EXERCISE PROMPT:
Copy the material below word for word, leaving the pictures out of your answer.

RECORDED DATA:
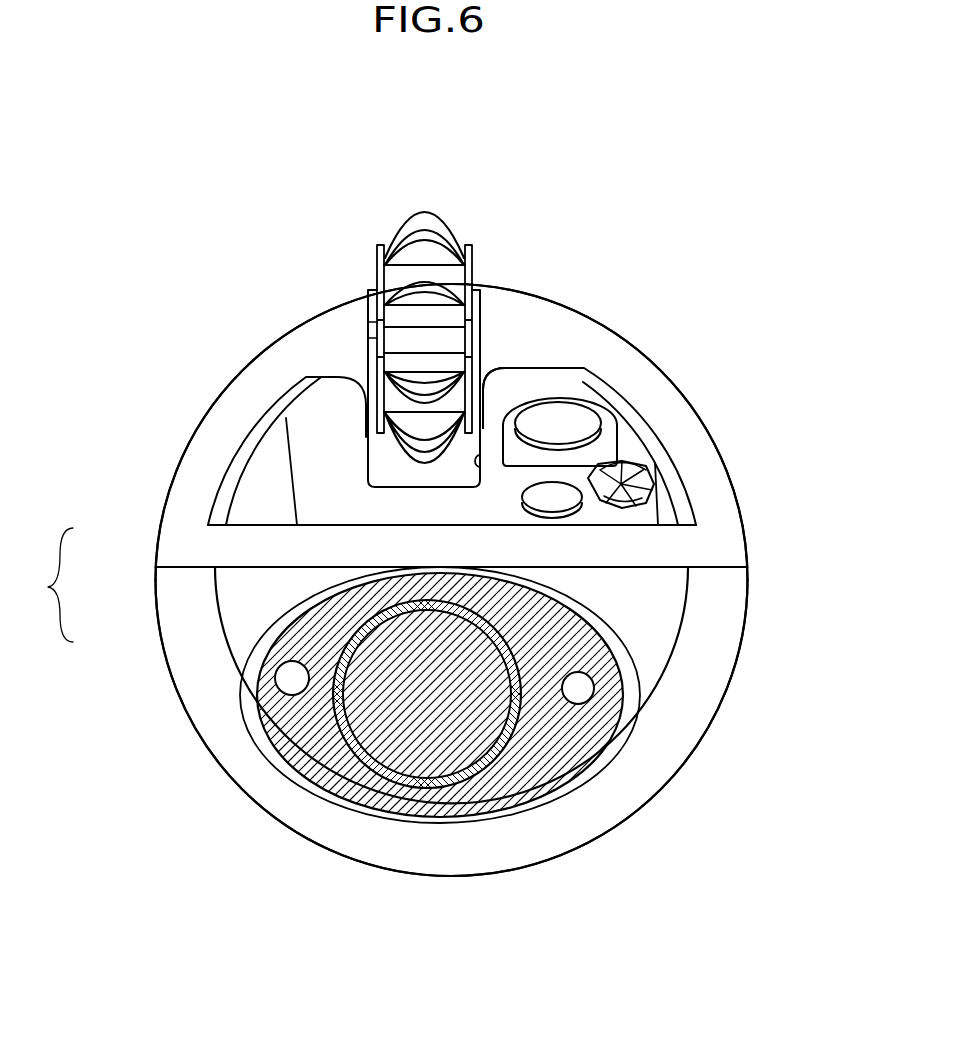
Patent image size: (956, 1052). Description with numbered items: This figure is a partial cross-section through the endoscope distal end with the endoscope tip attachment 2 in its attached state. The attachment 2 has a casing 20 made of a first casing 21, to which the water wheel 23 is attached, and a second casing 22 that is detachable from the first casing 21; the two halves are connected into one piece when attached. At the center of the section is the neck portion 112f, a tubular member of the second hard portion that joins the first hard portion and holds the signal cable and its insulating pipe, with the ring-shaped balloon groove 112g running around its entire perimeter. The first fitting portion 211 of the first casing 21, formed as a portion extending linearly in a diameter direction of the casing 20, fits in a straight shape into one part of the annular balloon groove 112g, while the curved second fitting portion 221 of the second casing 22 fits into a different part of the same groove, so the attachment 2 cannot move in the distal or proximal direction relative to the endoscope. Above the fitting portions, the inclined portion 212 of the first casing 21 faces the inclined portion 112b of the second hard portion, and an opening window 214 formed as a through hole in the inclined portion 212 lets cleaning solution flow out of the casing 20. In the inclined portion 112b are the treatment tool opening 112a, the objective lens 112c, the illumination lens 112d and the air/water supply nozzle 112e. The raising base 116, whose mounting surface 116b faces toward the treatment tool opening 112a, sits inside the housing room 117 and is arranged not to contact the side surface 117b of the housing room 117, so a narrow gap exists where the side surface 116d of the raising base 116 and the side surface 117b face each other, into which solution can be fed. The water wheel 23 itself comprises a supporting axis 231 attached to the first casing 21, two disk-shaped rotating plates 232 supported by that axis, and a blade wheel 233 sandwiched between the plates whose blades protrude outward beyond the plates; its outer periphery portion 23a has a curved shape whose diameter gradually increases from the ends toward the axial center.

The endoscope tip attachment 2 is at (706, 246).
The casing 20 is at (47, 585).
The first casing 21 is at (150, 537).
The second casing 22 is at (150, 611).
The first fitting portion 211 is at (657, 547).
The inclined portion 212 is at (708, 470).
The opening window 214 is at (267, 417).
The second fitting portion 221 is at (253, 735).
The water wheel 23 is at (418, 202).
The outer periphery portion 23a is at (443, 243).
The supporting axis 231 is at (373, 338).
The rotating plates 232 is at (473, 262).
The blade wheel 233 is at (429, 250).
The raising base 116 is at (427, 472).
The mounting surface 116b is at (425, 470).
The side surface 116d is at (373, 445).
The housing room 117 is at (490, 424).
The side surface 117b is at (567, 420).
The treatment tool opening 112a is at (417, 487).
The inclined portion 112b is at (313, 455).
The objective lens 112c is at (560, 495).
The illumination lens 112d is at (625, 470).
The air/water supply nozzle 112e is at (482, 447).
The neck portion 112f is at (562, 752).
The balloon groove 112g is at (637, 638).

RESULT OF THE EXERCISE:
Patent image size: (956, 1052). Description with numbered items: This figure is a partial cross-section through the endoscope distal end with the endoscope tip attachment 2 in its attached state. The attachment 2 has a casing 20 made of a first casing 21, to which the water wheel 23 is attached, and a second casing 22 that is detachable from the first casing 21; the two halves are connected into one piece when attached. At the center of the section is the neck portion 112f, a tubular member of the second hard portion that joins the first hard portion and holds the signal cable and its insulating pipe, with the ring-shaped balloon groove 112g running around its entire perimeter. The first fitting portion 211 of the first casing 21, formed as a portion extending linearly in a diameter direction of the casing 20, fits in a straight shape into one part of the annular balloon groove 112g, while the curved second fitting portion 221 of the second casing 22 fits into a different part of the same groove, so the attachment 2 cannot move in the distal or proximal direction relative to the endoscope. Above the fitting portions, the inclined portion 212 of the first casing 21 faces the inclined portion 112b of the second hard portion, and an opening window 214 formed as a through hole in the inclined portion 212 lets cleaning solution flow out of the casing 20. In the inclined portion 112b are the treatment tool opening 112a, the objective lens 112c, the illumination lens 112d and the air/water supply nozzle 112e. The raising base 116, whose mounting surface 116b faces toward the treatment tool opening 112a, sits inside the housing room 117 and is arranged not to contact the side surface 117b of the housing room 117, so a narrow gap exists where the side surface 116d of the raising base 116 and the side surface 117b face each other, into which solution can be fed. The water wheel 23 itself comprises a supporting axis 231 attached to the first casing 21, two disk-shaped rotating plates 232 supported by that axis, and a blade wheel 233 sandwiched between the plates whose blades protrude outward beyond the plates; its outer periphery portion 23a has a curved shape whose diameter gradually increases from the ends toward the axial center.

The endoscope tip attachment 2 is at (706, 246).
The casing 20 is at (47, 585).
The first casing 21 is at (150, 537).
The second casing 22 is at (150, 611).
The first fitting portion 211 is at (657, 547).
The inclined portion 212 is at (708, 470).
The opening window 214 is at (267, 417).
The second fitting portion 221 is at (253, 735).
The water wheel 23 is at (418, 202).
The outer periphery portion 23a is at (443, 243).
The supporting axis 231 is at (373, 338).
The rotating plates 232 is at (473, 262).
The blade wheel 233 is at (429, 250).
The raising base 116 is at (427, 472).
The mounting surface 116b is at (425, 470).
The side surface 116d is at (373, 445).
The housing room 117 is at (490, 424).
The side surface 117b is at (567, 420).
The treatment tool opening 112a is at (417, 487).
The inclined portion 112b is at (313, 455).
The objective lens 112c is at (560, 495).
The illumination lens 112d is at (625, 470).
The air/water supply nozzle 112e is at (482, 447).
The neck portion 112f is at (562, 752).
The balloon groove 112g is at (637, 638).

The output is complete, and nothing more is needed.